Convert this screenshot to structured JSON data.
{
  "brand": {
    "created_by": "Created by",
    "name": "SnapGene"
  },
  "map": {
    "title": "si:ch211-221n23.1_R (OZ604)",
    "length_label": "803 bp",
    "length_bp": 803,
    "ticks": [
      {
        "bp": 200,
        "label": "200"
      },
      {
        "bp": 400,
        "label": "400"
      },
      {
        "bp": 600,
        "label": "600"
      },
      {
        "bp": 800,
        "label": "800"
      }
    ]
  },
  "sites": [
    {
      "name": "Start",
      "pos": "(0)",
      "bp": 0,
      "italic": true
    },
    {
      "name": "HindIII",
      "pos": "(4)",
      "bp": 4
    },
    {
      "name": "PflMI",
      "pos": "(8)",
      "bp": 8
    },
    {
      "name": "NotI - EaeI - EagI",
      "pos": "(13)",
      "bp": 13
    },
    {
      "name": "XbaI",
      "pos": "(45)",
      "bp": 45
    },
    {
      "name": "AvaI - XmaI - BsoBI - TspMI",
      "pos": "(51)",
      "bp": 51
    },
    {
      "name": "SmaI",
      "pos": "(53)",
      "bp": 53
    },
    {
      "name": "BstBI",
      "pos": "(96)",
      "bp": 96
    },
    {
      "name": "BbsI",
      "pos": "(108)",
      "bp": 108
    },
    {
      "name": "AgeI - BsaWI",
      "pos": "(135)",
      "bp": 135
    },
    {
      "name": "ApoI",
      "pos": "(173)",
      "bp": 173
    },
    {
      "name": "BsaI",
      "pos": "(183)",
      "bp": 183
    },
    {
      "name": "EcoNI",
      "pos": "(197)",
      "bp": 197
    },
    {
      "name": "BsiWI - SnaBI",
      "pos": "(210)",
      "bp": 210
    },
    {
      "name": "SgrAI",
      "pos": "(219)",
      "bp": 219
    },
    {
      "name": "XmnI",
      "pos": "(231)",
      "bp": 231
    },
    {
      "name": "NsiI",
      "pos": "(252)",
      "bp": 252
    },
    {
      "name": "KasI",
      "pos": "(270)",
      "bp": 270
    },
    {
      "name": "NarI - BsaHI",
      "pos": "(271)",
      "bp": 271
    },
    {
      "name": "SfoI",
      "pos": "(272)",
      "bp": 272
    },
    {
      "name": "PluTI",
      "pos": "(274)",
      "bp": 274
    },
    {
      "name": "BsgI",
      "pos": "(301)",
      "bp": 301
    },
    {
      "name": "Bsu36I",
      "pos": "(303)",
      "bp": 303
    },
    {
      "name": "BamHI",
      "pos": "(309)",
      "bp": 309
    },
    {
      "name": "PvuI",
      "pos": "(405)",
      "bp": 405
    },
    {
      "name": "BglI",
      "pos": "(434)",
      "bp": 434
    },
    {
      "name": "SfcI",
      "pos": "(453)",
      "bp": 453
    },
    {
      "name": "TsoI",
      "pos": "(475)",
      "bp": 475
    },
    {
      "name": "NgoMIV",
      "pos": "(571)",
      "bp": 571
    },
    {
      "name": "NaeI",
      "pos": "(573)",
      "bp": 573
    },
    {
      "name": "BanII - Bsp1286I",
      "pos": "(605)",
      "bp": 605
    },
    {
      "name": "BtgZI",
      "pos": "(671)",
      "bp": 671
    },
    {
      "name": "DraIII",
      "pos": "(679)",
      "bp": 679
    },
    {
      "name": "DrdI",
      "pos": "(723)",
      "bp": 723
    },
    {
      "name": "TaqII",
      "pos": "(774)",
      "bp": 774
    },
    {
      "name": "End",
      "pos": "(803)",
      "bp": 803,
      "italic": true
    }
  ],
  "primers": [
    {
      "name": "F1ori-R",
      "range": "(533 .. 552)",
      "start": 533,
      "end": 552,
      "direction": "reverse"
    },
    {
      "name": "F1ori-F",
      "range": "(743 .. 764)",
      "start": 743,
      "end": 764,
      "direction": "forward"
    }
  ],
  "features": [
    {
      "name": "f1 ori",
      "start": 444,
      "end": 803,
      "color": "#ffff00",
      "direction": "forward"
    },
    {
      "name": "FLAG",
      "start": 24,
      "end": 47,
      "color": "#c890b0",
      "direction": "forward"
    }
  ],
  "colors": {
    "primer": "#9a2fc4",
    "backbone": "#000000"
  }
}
^^^^^^^^
__GOAL__:
Copy all the entries verbatim.

__CORRECT RESULT__:
Convert this screenshot to structured JSON data.
{
  "brand": {
    "created_by": "Created by",
    "name": "SnapGene"
  },
  "map": {
    "title": "si:ch211-221n23.1_R (OZ604)",
    "length_label": "803 bp",
    "length_bp": 803,
    "ticks": [
      {
        "bp": 200,
        "label": "200"
      },
      {
        "bp": 400,
        "label": "400"
      },
      {
        "bp": 600,
        "label": "600"
      },
      {
        "bp": 800,
        "label": "800"
      }
    ]
  },
  "sites": [
    {
      "name": "Start",
      "pos": "(0)",
      "bp": 0,
      "italic": true
    },
    {
      "name": "HindIII",
      "pos": "(4)",
      "bp": 4
    },
    {
      "name": "PflMI",
      "pos": "(8)",
      "bp": 8
    },
    {
      "name": "NotI - EaeI - EagI",
      "pos": "(13)",
      "bp": 13
    },
    {
      "name": "XbaI",
      "pos": "(45)",
      "bp": 45
    },
    {
      "name": "AvaI - XmaI - BsoBI - TspMI",
      "pos": "(51)",
      "bp": 51
    },
    {
      "name": "SmaI",
      "pos": "(53)",
      "bp": 53
    },
    {
      "name": "BstBI",
      "pos": "(96)",
      "bp": 96
    },
    {
      "name": "BbsI",
      "pos": "(108)",
      "bp": 108
    },
    {
      "name": "AgeI - BsaWI",
      "pos": "(135)",
      "bp": 135
    },
    {
      "name": "ApoI",
      "pos": "(173)",
      "bp": 173
    },
    {
      "name": "BsaI",
      "pos": "(183)",
      "bp": 183
    },
    {
      "name": "EcoNI",
      "pos": "(197)",
      "bp": 197
    },
    {
      "name": "BsiWI - SnaBI",
      "pos": "(210)",
      "bp": 210
    },
    {
      "name": "SgrAI",
      "pos": "(219)",
      "bp": 219
    },
    {
      "name": "XmnI",
      "pos": "(231)",
      "bp": 231
    },
    {
      "name": "NsiI",
      "pos": "(252)",
      "bp": 252
    },
    {
      "name": "KasI",
      "pos": "(270)",
      "bp": 270
    },
    {
      "name": "NarI - BsaHI",
      "pos": "(271)",
      "bp": 271
    },
    {
      "name": "SfoI",
      "pos": "(272)",
      "bp": 272
    },
    {
      "name": "PluTI",
      "pos": "(274)",
      "bp": 274
    },
    {
      "name": "BsgI",
      "pos": "(301)",
      "bp": 301
    },
    {
      "name": "Bsu36I",
      "pos": "(303)",
      "bp": 303
    },
    {
      "name": "BamHI",
      "pos": "(309)",
      "bp": 309
    },
    {
      "name": "PvuI",
      "pos": "(405)",
      "bp": 405
    },
    {
      "name": "BglI",
      "pos": "(434)",
      "bp": 434
    },
    {
      "name": "SfcI",
      "pos": "(453)",
      "bp": 453
    },
    {
      "name": "TsoI",
      "pos": "(475)",
      "bp": 475
    },
    {
      "name": "NgoMIV",
      "pos": "(571)",
      "bp": 571
    },
    {
      "name": "NaeI",
      "pos": "(573)",
      "bp": 573
    },
    {
      "name": "BanII - Bsp1286I",
      "pos": "(605)",
      "bp": 605
    },
    {
      "name": "BtgZI",
      "pos": "(671)",
      "bp": 671
    },
    {
      "name": "DraIII",
      "pos": "(679)",
      "bp": 679
    },
    {
      "name": "DrdI",
      "pos": "(723)",
      "bp": 723
    },
    {
      "name": "TaqII",
      "pos": "(774)",
      "bp": 774
    },
    {
      "name": "End",
      "pos": "(803)",
      "bp": 803,
      "italic": true
    }
  ],
  "primers": [
    {
      "name": "F1ori-R",
      "range": "(533 .. 552)",
      "start": 533,
      "end": 552,
      "direction": "reverse"
    },
    {
      "name": "F1ori-F",
      "range": "(743 .. 764)",
      "start": 743,
      "end": 764,
      "direction": "forward"
    }
  ],
  "features": [
    {
      "name": "f1 ori",
      "start": 444,
      "end": 803,
      "color": "#ffff00",
      "direction": "forward"
    },
    {
      "name": "FLAG",
      "start": 24,
      "end": 47,
      "color": "#c890b0",
      "direction": "forward"
    }
  ],
  "colors": {
    "primer": "#9a2fc4",
    "backbone": "#000000"
  }
}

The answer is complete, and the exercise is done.